Rows from a dataset
☆ ☆ ☆
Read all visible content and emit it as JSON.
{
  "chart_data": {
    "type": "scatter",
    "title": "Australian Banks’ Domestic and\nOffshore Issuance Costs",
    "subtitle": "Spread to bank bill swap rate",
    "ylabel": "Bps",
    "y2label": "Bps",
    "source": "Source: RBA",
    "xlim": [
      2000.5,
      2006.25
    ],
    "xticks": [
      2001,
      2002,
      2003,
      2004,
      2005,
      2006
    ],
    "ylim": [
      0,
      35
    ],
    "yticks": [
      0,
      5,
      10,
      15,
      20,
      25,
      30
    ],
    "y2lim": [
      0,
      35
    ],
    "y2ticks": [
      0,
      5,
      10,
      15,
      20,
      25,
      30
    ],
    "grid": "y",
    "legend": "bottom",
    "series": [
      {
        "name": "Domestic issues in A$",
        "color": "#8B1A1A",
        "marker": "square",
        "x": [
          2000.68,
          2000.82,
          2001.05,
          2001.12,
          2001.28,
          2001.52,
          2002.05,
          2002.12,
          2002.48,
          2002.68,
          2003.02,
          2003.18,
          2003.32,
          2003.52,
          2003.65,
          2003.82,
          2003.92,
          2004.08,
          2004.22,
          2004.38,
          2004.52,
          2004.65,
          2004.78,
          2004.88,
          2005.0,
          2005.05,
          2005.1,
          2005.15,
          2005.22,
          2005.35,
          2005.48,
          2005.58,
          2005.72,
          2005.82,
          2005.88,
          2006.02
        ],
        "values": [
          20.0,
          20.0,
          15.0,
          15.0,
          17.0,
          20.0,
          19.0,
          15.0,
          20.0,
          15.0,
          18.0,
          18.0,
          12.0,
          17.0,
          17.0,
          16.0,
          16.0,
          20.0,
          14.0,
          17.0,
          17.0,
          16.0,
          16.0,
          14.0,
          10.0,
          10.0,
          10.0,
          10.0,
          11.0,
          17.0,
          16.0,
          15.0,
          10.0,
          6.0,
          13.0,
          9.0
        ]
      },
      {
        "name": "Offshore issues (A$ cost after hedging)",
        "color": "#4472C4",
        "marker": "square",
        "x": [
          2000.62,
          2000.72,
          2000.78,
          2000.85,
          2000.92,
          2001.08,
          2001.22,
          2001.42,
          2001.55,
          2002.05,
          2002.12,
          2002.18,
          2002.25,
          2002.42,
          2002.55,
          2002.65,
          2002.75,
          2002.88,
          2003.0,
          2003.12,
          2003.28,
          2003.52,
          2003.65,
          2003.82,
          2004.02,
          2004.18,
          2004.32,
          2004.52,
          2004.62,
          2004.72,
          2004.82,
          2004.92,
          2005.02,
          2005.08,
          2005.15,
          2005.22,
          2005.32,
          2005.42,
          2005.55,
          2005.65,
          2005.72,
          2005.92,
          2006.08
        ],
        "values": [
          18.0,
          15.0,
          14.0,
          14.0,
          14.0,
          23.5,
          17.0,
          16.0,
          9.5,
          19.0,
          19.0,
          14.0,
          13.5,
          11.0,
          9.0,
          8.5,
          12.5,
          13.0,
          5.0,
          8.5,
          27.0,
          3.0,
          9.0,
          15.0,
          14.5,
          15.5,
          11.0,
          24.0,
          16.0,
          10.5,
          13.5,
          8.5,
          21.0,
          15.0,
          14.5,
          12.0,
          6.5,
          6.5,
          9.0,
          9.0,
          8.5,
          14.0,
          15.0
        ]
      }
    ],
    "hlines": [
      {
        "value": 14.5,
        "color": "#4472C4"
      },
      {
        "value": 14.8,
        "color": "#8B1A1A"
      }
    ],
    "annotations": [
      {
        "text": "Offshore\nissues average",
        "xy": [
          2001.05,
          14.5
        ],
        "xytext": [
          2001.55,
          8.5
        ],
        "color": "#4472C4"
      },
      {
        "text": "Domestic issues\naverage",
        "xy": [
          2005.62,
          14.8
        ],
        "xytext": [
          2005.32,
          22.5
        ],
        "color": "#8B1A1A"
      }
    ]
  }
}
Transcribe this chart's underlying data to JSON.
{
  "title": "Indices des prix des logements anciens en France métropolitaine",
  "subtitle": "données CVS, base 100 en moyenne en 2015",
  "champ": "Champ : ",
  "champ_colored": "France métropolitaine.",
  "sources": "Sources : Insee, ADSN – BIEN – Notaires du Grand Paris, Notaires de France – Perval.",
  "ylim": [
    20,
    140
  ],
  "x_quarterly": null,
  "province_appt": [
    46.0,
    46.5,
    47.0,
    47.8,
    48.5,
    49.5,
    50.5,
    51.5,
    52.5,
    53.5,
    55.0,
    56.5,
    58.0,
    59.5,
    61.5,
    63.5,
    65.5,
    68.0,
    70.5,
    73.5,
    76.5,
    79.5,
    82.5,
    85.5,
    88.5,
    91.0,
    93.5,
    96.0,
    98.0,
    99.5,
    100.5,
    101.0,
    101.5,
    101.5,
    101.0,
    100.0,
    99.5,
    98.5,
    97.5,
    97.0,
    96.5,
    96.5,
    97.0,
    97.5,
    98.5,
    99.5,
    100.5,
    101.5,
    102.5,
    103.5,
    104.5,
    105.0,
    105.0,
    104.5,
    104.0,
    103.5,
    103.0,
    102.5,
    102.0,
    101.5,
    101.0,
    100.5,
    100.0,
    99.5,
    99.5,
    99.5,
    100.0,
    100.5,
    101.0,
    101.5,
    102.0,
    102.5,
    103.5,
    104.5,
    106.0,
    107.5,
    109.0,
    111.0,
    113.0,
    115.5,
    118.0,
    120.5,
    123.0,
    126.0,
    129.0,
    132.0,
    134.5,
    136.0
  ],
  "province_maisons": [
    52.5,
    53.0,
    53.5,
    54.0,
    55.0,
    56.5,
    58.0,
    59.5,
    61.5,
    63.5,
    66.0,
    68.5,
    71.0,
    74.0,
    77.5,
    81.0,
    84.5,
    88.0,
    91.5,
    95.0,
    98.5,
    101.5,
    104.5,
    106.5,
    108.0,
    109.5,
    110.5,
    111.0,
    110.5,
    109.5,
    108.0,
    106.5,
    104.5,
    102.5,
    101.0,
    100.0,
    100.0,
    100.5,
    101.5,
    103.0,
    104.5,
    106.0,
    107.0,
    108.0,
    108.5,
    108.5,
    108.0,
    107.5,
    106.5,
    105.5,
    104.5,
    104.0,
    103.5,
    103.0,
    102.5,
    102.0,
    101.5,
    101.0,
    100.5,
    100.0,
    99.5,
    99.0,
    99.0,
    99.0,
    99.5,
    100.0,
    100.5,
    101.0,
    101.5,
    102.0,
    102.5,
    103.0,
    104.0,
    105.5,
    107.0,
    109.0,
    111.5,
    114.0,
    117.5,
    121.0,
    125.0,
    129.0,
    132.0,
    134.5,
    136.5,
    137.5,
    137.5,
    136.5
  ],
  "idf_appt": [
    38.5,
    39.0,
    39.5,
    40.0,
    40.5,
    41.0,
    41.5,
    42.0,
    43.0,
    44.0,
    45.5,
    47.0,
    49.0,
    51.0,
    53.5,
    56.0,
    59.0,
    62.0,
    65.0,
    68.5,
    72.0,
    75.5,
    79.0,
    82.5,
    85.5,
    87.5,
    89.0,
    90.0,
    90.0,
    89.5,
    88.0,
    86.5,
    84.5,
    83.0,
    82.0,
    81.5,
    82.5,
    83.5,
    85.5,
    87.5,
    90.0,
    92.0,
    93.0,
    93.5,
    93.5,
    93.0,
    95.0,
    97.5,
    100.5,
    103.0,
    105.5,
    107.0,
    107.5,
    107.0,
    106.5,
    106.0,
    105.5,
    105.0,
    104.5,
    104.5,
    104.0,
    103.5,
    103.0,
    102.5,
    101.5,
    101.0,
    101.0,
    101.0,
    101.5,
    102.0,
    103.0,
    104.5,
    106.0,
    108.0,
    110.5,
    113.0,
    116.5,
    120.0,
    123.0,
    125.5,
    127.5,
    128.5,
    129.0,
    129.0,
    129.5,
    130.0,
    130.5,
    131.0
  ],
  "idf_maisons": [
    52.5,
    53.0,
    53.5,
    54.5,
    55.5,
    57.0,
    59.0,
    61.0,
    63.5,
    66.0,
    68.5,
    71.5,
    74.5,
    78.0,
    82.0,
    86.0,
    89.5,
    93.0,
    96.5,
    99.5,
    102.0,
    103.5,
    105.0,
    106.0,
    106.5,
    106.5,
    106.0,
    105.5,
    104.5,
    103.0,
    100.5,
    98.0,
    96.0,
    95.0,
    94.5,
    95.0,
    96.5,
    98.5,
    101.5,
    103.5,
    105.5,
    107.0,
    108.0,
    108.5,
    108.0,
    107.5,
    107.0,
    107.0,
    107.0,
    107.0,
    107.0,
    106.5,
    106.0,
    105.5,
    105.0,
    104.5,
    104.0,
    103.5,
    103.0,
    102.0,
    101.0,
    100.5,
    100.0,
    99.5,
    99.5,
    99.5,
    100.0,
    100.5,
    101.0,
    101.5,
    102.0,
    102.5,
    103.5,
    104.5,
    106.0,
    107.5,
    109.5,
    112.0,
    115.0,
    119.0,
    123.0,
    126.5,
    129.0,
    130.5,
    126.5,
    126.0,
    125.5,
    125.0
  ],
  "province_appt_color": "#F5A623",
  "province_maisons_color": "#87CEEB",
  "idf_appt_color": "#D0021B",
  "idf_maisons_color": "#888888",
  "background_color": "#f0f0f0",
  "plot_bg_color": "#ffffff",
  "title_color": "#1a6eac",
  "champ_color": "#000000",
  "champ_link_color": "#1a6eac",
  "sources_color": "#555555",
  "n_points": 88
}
☆ ☆ ☆
What to do
Check every line for "métropolitaine" and show the ones that have it.

Problem solution
  "title": "Indices des prix des logements anciens en France métropolitaine",
  "champ_colored": "France métropolitaine.",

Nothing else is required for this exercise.